Opdracht.
Neem uit de leestekst over de uitspraak in hoger beroep letterlijk het stuk over van "In deze zaak" tot en met "zou hebben overschreden.".

In deze zaak heeft het gerechtshof Amsterdam op 25 november 2021 uitspraak gedaan in hoger beroep tegen een vonnis van de rechtbank Amsterdam. De verdachte, geboren in 2002, was aangeklaagd voor poging tot moord en zware mishandeling na een steekincident op 11 januari 2020 in Amsterdam. De verdachte had hoger beroep ingesteld tegen het vonnis van de rechtbank, die hem had veroordeeld tot jeugddetentie. Tijdens de zitting in hoger beroep werd door de raadsman van de verdachte het verweer gevoerd dat de verdachte uit noodweer had gehandeld. De advocaat-generaal stelde dat het beroep op noodweer verworpen moest worden, omdat de verdachte de grenzen van noodzakelijke verdediging zou hebben overschreden.

Gegeven items.
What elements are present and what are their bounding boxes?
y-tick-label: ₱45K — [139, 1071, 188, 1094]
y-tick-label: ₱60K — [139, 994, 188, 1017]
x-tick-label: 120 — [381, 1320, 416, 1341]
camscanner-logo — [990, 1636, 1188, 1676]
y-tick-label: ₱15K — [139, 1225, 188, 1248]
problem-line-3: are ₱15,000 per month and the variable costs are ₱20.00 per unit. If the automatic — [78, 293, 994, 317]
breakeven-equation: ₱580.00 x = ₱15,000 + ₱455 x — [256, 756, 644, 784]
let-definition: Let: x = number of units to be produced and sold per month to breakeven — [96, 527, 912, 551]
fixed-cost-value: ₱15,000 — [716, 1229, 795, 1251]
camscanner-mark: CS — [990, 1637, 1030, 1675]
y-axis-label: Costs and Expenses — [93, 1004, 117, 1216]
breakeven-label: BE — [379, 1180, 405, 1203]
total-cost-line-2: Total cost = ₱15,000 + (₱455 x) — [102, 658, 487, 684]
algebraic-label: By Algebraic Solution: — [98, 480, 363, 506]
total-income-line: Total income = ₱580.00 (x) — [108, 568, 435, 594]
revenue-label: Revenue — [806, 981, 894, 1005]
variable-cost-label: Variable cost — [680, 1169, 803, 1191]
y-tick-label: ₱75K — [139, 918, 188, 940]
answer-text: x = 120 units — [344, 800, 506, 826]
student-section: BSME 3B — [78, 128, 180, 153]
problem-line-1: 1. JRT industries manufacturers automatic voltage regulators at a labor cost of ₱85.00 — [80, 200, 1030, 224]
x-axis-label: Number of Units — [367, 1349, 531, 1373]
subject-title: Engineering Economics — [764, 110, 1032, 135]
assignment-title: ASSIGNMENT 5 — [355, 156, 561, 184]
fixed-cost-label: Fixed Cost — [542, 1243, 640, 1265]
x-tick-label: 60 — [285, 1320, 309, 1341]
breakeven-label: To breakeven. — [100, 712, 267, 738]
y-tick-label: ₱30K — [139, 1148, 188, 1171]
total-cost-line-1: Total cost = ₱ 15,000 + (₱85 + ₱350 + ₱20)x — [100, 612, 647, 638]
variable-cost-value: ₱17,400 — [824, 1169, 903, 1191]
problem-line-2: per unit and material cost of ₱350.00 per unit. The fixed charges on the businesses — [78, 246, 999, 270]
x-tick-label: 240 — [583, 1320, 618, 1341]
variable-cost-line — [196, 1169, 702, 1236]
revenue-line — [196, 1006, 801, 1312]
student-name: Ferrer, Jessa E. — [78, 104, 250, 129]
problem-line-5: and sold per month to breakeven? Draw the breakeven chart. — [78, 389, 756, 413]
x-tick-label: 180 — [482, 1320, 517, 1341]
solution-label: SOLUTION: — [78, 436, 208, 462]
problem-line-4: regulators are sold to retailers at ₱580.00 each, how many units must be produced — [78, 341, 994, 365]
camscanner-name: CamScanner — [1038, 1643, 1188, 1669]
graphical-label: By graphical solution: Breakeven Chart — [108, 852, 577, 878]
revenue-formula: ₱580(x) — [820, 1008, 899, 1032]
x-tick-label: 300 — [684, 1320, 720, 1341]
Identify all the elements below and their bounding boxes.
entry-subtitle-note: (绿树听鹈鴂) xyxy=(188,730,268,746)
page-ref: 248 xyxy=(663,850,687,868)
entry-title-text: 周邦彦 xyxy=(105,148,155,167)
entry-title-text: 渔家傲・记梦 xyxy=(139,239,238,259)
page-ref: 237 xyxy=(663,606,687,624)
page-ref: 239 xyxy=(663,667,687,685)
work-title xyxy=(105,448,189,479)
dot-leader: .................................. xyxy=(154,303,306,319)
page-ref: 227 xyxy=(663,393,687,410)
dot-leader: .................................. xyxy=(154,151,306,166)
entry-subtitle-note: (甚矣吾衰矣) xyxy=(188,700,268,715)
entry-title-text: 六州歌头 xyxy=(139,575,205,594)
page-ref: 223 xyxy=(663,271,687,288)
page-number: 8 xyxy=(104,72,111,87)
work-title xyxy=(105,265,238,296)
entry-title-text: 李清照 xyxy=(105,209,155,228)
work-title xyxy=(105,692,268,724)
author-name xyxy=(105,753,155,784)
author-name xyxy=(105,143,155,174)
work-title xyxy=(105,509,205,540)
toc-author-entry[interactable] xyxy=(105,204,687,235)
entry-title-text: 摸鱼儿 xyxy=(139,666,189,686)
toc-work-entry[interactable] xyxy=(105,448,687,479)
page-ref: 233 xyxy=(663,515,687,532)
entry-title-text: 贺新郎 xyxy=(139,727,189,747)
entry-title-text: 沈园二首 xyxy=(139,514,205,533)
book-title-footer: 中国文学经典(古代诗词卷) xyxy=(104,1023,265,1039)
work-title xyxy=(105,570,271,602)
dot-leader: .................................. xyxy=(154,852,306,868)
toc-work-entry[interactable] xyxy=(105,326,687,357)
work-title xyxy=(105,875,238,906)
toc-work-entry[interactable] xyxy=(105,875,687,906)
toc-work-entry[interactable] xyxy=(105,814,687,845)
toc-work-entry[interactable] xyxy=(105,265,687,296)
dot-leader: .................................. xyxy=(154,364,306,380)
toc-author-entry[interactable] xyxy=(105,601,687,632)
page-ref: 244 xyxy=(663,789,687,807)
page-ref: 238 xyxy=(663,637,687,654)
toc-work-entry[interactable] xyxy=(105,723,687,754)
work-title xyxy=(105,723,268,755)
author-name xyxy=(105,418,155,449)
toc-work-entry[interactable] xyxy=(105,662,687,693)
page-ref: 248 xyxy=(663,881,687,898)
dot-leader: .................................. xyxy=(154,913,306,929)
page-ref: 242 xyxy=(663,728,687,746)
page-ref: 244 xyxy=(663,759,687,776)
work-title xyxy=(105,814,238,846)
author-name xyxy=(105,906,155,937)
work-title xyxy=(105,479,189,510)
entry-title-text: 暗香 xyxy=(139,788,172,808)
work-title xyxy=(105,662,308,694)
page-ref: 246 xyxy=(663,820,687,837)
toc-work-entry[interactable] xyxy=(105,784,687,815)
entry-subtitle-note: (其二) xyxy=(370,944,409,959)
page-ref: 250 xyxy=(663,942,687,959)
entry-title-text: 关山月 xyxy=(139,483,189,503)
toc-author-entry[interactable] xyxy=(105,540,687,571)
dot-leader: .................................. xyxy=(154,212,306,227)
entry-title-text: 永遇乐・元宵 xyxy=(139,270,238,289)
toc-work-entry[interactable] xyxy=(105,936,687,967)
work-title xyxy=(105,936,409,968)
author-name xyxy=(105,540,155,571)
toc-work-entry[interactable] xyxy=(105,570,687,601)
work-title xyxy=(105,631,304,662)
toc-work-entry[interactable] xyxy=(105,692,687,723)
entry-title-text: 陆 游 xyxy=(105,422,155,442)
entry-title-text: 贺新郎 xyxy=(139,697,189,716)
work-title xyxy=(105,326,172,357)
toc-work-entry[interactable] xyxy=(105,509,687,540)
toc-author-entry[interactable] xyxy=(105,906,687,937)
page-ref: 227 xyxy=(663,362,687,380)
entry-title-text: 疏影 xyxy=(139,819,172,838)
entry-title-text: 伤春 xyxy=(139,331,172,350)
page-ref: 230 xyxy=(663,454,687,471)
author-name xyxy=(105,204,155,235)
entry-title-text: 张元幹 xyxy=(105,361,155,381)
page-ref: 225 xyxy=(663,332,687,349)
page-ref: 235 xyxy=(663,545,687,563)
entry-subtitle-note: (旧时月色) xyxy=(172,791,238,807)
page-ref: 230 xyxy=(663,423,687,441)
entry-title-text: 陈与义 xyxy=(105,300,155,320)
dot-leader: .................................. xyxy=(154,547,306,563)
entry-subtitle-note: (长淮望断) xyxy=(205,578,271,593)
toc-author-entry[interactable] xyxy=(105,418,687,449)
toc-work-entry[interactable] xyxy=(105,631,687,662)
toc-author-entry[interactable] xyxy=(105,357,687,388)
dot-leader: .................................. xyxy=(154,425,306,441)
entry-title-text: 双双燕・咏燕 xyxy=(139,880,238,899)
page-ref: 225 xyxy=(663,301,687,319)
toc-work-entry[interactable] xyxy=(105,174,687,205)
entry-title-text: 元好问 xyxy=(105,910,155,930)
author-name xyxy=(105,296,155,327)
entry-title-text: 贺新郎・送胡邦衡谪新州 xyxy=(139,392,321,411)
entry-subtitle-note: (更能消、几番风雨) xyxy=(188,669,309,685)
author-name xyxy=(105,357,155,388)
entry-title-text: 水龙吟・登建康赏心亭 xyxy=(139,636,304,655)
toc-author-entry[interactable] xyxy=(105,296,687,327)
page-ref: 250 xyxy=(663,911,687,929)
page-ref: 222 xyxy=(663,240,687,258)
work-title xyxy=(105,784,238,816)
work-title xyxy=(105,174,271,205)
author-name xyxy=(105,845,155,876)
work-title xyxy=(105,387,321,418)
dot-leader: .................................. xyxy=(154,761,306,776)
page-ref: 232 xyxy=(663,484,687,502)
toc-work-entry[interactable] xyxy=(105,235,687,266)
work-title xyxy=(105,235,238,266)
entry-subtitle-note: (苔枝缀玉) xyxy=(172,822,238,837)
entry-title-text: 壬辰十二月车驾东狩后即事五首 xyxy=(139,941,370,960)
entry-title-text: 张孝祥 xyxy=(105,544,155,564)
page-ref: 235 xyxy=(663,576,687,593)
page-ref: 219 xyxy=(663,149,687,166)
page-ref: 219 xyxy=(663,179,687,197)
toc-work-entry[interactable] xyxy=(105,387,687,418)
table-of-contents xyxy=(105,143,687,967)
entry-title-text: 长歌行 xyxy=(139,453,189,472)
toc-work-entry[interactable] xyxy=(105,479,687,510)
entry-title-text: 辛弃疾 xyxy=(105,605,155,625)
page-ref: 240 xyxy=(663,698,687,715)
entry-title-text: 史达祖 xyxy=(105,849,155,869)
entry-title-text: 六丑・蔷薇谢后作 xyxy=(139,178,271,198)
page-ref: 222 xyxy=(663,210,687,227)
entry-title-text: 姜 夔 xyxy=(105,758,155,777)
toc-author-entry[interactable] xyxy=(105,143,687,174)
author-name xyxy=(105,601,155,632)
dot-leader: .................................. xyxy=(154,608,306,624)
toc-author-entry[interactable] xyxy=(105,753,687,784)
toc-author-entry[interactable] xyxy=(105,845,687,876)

Antwoord.
In deze zaak heeft het gerechtshof Amsterdam op 25 november 2021 uitspraak gedaan in hoger beroep tegen een vonnis van de rechtbank Amsterdam. De verdachte, geboren in 2002, was aangeklaagd voor poging tot moord en zware mishandeling na een steekincident op 11 januari 2020 in Amsterdam. De verdachte had hoger beroep ingesteld tegen het vonnis van de rechtbank, die hem had veroordeeld tot jeugddetentie. Tijdens de zitting in hoger beroep werd door de raadsman van de verdachte het verweer gevoerd dat de verdachte uit noodweer had gehandeld. De advocaat-generaal stelde dat het beroep op noodweer verworpen moest worden, omdat de verdachte de grenzen van noodzakelijke verdediging zou hebben overschreden.